What is expected: Count each line in which the word "relative" appears. Reply with the total and nothing more.

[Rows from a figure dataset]

⟨

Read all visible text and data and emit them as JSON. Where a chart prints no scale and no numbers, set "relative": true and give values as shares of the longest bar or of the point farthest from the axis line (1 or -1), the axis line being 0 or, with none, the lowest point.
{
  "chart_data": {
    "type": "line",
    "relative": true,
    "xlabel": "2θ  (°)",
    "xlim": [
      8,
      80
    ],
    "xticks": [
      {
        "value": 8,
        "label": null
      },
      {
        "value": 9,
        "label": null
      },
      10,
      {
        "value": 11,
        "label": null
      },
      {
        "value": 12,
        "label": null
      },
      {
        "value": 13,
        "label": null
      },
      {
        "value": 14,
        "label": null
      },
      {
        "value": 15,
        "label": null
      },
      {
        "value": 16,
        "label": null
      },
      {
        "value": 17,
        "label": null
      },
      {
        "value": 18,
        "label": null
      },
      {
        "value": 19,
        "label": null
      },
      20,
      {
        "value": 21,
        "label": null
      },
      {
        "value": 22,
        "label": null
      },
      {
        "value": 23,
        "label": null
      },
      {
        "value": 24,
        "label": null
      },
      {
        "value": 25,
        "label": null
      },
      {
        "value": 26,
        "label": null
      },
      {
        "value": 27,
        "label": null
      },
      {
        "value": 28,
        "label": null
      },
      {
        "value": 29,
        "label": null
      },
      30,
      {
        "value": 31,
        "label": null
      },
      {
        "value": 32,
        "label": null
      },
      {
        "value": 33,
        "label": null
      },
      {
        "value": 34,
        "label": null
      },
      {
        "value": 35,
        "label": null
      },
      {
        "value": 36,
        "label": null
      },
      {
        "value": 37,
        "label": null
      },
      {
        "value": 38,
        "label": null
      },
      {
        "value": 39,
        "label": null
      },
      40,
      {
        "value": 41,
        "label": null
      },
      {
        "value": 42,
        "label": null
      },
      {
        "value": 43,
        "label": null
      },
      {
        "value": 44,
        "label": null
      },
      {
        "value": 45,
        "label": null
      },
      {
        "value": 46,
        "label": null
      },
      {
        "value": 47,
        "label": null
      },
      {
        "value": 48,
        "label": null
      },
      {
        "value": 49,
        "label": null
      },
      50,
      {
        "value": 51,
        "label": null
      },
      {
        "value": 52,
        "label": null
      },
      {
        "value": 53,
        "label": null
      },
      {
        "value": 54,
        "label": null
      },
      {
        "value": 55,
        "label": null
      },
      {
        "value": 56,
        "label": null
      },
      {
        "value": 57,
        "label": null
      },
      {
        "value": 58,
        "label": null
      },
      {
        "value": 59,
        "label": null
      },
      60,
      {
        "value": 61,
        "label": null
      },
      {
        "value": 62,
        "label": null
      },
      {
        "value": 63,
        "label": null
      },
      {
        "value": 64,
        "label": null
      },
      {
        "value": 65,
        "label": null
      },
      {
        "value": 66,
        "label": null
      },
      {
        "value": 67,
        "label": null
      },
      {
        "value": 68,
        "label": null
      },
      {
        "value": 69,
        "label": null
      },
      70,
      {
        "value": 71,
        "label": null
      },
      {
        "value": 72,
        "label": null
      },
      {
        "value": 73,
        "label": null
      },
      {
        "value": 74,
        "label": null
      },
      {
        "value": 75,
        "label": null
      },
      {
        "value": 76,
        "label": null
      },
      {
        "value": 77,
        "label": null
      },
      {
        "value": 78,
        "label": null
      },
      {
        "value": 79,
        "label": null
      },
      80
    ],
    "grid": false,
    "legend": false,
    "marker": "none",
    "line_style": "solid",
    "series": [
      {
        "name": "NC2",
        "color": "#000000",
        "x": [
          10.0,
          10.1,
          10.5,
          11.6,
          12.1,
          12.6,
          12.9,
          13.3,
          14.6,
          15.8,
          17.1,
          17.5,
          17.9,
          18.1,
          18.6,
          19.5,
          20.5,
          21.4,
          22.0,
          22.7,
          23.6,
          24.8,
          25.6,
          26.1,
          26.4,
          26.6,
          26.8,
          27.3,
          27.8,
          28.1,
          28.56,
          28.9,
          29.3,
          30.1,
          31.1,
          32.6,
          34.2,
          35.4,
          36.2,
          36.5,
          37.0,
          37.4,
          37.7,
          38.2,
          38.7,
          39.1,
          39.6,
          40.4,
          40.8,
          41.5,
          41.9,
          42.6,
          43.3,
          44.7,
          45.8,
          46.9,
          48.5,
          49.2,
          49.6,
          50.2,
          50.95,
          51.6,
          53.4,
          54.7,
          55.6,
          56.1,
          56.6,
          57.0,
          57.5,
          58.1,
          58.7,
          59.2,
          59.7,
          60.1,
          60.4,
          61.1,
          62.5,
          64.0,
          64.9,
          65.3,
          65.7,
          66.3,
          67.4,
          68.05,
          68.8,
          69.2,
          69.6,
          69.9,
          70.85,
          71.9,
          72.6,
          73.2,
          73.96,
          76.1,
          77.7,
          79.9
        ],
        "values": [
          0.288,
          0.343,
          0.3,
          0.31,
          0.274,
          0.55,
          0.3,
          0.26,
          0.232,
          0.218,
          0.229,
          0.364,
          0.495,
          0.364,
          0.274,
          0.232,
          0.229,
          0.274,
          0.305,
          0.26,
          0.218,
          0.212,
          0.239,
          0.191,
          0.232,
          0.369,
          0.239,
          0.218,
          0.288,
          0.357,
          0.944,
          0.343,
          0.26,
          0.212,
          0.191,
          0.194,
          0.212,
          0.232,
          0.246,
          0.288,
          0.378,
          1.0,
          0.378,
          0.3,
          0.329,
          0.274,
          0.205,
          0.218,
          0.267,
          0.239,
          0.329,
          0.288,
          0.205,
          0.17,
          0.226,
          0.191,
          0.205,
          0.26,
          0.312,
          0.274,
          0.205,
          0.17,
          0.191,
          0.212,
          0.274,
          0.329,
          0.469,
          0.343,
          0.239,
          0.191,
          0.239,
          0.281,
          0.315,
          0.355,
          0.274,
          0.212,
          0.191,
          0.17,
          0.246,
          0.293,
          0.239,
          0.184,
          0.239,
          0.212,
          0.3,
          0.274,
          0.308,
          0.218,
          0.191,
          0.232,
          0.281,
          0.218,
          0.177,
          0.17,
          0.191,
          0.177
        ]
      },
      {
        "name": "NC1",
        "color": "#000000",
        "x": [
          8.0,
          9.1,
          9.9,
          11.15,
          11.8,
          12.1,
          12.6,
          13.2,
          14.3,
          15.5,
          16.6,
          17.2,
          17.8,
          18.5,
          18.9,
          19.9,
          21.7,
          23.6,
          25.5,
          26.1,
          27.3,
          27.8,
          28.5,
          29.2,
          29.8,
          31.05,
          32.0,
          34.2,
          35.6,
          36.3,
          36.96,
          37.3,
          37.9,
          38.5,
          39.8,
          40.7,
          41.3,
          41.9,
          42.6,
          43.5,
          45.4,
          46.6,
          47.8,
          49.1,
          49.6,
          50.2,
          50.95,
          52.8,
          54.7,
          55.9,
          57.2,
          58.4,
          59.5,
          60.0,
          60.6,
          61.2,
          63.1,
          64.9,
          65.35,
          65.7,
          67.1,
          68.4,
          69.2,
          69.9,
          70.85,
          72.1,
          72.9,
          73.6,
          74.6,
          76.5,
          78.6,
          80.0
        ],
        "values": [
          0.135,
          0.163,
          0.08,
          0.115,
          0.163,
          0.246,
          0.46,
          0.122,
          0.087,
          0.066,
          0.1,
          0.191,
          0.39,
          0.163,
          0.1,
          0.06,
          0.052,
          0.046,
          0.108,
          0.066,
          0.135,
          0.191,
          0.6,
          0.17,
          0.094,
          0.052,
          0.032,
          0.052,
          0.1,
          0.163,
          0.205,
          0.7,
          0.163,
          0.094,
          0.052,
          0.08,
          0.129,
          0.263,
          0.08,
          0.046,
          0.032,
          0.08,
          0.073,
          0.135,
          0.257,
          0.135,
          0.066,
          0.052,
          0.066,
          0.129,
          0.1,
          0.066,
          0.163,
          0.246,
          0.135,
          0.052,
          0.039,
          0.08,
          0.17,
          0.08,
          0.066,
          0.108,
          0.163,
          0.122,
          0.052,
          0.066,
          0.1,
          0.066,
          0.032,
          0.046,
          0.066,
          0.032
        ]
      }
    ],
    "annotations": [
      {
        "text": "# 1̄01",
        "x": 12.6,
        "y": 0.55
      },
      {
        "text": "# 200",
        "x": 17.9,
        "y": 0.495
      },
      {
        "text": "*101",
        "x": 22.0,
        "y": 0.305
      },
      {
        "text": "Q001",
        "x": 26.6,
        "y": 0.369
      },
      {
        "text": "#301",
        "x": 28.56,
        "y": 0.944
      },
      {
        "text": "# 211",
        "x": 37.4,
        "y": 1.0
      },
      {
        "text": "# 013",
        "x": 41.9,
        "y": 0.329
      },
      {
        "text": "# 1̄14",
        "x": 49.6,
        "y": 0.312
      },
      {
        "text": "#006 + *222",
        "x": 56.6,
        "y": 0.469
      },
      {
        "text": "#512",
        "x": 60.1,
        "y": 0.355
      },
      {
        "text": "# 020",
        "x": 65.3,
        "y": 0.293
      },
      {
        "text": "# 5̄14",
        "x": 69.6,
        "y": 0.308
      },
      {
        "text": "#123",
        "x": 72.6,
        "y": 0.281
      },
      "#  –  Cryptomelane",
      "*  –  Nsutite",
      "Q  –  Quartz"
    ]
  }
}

⟩

Output below: 2